## TASK TO CARRY OUT
Report, as a bare number, how many lines hold "demo".

── DATA SHOWN

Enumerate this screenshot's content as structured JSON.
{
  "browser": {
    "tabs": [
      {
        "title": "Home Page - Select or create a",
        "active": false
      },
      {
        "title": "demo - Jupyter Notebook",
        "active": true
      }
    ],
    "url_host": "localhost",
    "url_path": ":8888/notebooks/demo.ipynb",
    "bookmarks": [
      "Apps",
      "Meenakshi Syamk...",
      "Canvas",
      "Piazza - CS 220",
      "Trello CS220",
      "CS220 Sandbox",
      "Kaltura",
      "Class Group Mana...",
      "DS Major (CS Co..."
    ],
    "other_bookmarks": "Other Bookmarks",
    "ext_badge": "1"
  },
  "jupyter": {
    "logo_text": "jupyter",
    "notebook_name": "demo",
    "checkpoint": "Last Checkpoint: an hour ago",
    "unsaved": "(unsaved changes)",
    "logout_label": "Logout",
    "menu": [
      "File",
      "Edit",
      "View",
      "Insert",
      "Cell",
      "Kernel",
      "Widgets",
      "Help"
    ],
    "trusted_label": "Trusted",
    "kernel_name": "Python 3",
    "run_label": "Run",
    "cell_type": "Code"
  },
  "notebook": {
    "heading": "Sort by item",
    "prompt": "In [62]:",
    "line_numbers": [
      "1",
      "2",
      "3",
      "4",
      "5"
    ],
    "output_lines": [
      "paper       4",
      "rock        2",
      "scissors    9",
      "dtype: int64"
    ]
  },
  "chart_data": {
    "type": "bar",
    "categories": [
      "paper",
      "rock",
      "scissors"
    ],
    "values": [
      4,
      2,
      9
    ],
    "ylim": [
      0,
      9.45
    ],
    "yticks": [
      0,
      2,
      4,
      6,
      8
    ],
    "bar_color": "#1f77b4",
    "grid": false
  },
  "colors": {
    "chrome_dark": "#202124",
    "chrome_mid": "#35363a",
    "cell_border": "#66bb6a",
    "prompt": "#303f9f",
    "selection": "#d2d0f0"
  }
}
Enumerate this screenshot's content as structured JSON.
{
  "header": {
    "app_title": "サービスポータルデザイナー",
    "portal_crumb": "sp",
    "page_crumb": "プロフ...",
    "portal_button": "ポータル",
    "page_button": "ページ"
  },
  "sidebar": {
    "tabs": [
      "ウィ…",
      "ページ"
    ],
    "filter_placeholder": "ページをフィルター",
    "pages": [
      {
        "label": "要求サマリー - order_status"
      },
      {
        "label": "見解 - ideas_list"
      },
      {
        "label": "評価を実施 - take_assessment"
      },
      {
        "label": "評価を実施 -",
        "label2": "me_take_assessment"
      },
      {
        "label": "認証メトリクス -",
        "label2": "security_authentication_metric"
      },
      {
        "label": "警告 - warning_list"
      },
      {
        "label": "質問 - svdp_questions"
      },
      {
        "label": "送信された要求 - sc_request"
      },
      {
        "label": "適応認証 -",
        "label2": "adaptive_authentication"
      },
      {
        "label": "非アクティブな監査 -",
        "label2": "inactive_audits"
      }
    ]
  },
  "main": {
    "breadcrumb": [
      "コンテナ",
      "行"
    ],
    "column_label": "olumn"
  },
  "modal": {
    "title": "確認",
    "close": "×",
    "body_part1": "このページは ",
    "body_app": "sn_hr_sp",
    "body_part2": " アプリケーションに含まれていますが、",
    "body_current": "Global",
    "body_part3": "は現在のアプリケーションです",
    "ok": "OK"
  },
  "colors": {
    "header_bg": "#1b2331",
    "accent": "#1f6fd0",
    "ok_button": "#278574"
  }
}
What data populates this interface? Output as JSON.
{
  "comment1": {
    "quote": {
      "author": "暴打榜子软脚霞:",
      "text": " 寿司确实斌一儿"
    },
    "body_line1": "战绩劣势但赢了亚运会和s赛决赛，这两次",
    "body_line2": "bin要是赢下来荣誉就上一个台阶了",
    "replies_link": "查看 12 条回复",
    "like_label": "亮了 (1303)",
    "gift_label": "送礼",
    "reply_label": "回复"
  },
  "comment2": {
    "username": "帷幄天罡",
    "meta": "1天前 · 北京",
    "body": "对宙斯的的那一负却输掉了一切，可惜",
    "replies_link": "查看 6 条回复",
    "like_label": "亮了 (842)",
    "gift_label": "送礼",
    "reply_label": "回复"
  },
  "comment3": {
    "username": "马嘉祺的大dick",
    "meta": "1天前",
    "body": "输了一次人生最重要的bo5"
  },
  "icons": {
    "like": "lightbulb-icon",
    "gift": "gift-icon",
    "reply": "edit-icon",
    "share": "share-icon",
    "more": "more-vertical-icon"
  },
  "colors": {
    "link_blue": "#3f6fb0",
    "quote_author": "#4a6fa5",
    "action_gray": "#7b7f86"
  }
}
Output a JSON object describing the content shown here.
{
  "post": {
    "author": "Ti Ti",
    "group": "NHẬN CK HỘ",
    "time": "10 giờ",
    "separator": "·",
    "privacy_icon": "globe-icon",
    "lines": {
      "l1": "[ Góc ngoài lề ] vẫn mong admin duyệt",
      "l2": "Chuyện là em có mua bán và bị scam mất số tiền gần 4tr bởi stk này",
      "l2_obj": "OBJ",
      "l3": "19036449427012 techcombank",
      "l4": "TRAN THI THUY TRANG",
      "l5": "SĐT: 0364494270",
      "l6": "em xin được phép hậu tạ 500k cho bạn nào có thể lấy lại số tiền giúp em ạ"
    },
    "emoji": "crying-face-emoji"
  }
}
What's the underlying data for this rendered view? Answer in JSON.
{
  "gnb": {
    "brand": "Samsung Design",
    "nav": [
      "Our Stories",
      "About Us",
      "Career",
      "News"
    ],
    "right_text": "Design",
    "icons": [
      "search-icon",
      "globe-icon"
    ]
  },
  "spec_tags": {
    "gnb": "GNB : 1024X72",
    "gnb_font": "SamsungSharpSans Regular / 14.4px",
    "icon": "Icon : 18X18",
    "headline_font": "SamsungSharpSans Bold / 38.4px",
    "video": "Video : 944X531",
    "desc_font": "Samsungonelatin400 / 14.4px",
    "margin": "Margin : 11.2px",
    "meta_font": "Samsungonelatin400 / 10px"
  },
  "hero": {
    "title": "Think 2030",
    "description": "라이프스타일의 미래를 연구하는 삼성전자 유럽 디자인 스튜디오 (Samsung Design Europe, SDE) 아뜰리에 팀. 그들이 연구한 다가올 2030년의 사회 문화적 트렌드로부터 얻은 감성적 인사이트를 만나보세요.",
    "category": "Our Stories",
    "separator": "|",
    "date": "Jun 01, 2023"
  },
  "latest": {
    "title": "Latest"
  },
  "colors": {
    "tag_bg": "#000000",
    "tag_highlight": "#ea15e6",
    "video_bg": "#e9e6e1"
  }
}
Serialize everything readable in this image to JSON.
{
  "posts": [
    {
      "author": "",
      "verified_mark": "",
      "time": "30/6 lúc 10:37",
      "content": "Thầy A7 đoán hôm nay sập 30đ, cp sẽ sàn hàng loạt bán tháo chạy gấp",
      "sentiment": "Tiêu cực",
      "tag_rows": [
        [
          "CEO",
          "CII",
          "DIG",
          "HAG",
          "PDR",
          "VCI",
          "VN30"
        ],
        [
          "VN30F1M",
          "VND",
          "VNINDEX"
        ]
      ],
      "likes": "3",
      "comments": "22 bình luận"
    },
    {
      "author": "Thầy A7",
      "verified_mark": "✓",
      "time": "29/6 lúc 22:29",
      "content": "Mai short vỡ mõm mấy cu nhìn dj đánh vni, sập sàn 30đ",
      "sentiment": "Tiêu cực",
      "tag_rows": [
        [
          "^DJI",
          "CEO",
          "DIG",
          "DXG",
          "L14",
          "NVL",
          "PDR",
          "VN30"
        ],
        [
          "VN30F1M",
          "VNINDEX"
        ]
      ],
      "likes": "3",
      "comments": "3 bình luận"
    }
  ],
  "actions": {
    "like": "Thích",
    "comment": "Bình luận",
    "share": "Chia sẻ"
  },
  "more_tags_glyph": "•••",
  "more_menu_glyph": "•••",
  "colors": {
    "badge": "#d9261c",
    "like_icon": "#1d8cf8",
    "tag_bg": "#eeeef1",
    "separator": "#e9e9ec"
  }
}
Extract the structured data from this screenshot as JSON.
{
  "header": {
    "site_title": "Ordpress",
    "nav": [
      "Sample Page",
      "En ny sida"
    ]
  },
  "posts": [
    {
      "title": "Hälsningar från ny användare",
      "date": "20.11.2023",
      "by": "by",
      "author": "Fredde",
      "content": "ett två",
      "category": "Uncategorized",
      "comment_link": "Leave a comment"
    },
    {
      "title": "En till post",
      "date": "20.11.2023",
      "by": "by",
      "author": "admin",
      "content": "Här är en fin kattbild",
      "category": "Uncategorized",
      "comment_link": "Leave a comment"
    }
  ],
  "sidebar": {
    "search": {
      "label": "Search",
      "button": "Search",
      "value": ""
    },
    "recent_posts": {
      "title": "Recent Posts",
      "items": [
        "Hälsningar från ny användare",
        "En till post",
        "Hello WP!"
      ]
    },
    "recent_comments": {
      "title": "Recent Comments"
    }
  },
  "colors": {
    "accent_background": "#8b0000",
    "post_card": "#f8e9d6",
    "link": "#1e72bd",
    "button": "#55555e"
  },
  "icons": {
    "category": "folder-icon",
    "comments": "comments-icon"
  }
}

────

## RESPONSE TO THIS TASK
3